* **Provided data**:
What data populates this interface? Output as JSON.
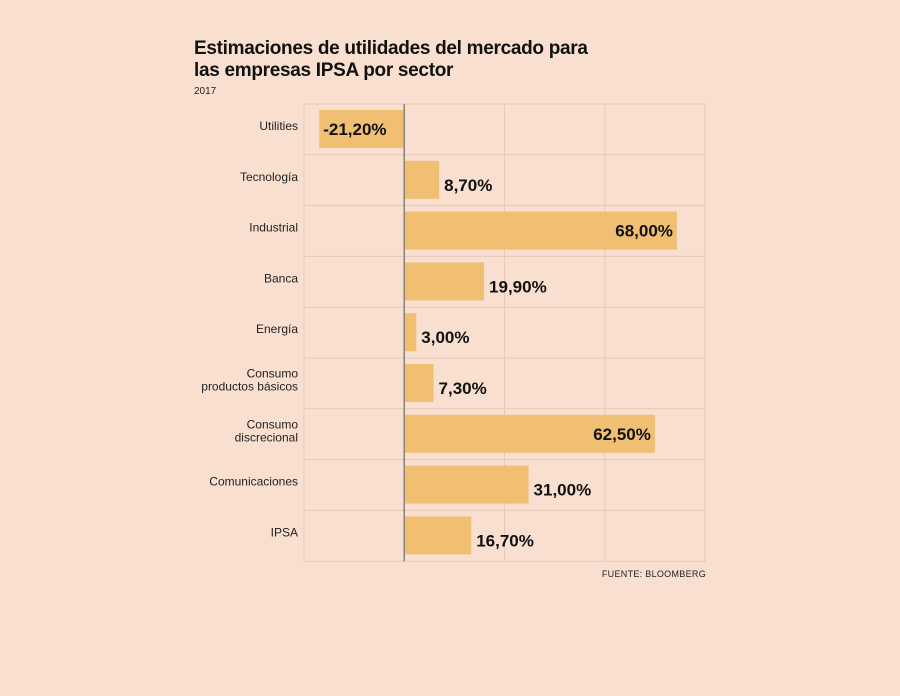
{
  "chart_data": {
    "type": "bar",
    "orientation": "horizontal",
    "title": "Estimaciones de utilidades del mercado para las empresas IPSA por sector",
    "subtitle": "2017",
    "source": "FUENTE: BLOOMBERG",
    "categories": [
      [
        "Utilities"
      ],
      [
        "Tecnología"
      ],
      [
        "Industrial"
      ],
      [
        "Banca"
      ],
      [
        "Energía"
      ],
      [
        "Consumo",
        "productos básicos"
      ],
      [
        "Consumo",
        "discrecional"
      ],
      [
        "Comunicaciones"
      ],
      [
        "IPSA"
      ]
    ],
    "values": [
      -21.2,
      8.7,
      68.0,
      19.9,
      3.0,
      7.3,
      62.5,
      31.0,
      16.7
    ],
    "value_labels": [
      "-21,20%",
      "8,70%",
      "68,00%",
      "19,90%",
      "3,00%",
      "7,30%",
      "62,50%",
      "31,00%",
      "16,70%"
    ],
    "xlim": [
      -25,
      75
    ],
    "grid": true,
    "bar_color": "#f0bf72",
    "grid_color": "#e6c9b8",
    "axis_color": "#8a8278"
  }
}
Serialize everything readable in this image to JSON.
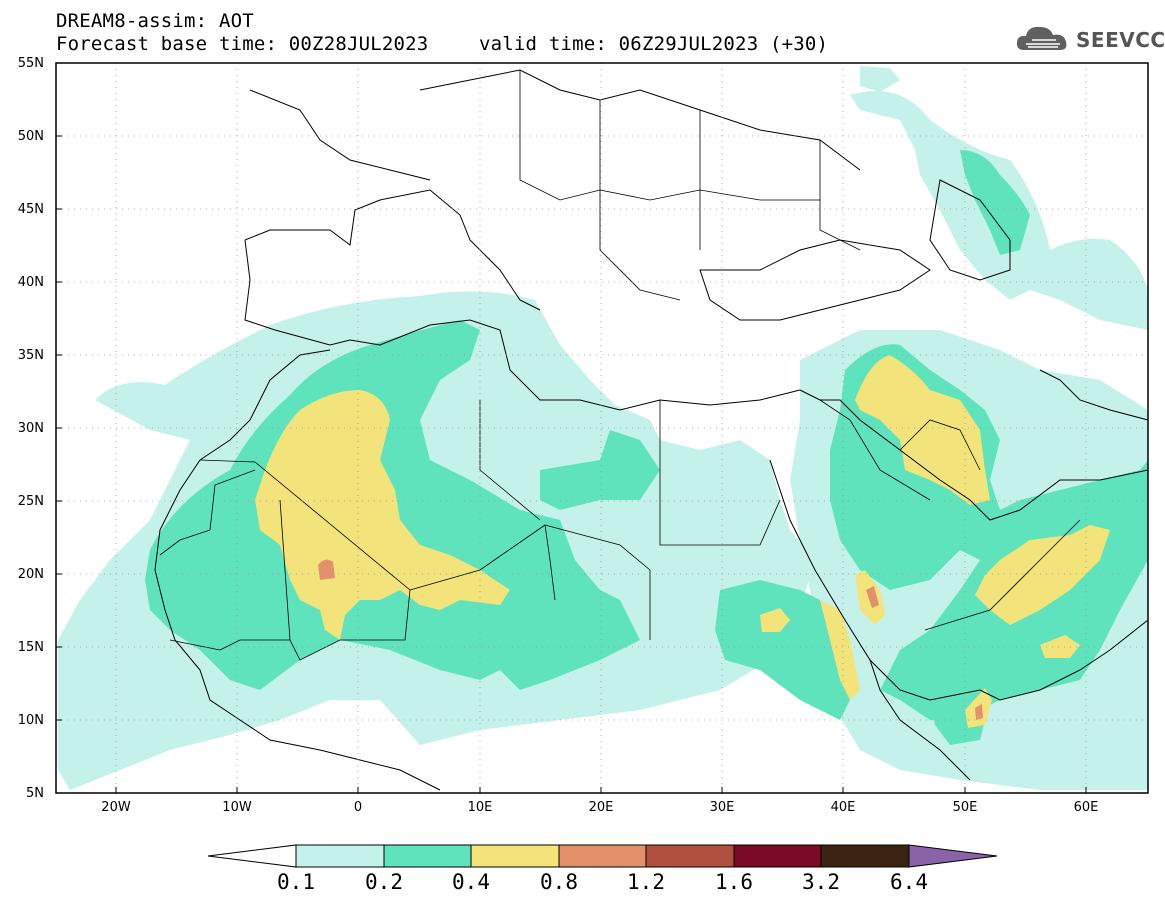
{
  "title": {
    "line1": "DREAM8-assim: AOT",
    "line2": "Forecast base time: 00Z28JUL2023",
    "valid": "valid time: 06Z29JUL2023 (+30)"
  },
  "logo": {
    "text": "SEEVCCC",
    "icon": "cloud-icon"
  },
  "axes": {
    "lat_labels": [
      "55N",
      "50N",
      "45N",
      "40N",
      "35N",
      "30N",
      "25N",
      "20N",
      "15N",
      "10N",
      "5N"
    ],
    "lon_labels": [
      "20W",
      "10W",
      "0",
      "10E",
      "20E",
      "30E",
      "40E",
      "50E",
      "60E"
    ]
  },
  "colorbar": {
    "labels": [
      "0.1",
      "0.2",
      "0.4",
      "0.8",
      "1.2",
      "1.6",
      "3.2",
      "6.4"
    ],
    "colors": [
      "#ffffff",
      "#c4f2ea",
      "#5ee3bd",
      "#f2e47a",
      "#e3906b",
      "#b0503e",
      "#7b0a24",
      "#3b2412",
      "#8a63a8"
    ]
  },
  "field_colors": {
    "c1": "#c4f2ea",
    "c2": "#5ee3bd",
    "c3": "#f2e47a",
    "c4": "#e3906b"
  }
}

* **Objective**: Emit the lines from the line containing "Serialize everything readable" to the final line of the material, inclusive, exactly as written; pictures are excluded.

* **Complete output**:
Serialize everything readable in this image to JSON.
{
  "title": {
    "line1": "DREAM8-assim: AOT",
    "line2": "Forecast base time: 00Z28JUL2023",
    "valid": "valid time: 06Z29JUL2023 (+30)"
  },
  "logo": {
    "text": "SEEVCCC",
    "icon": "cloud-icon"
  },
  "axes": {
    "lat_labels": [
      "55N",
      "50N",
      "45N",
      "40N",
      "35N",
      "30N",
      "25N",
      "20N",
      "15N",
      "10N",
      "5N"
    ],
    "lon_labels": [
      "20W",
      "10W",
      "0",
      "10E",
      "20E",
      "30E",
      "40E",
      "50E",
      "60E"
    ]
  },
  "colorbar": {
    "labels": [
      "0.1",
      "0.2",
      "0.4",
      "0.8",
      "1.2",
      "1.6",
      "3.2",
      "6.4"
    ],
    "colors": [
      "#ffffff",
      "#c4f2ea",
      "#5ee3bd",
      "#f2e47a",
      "#e3906b",
      "#b0503e",
      "#7b0a24",
      "#3b2412",
      "#8a63a8"
    ]
  },
  "field_colors": {
    "c1": "#c4f2ea",
    "c2": "#5ee3bd",
    "c3": "#f2e47a",
    "c4": "#e3906b"
  }
}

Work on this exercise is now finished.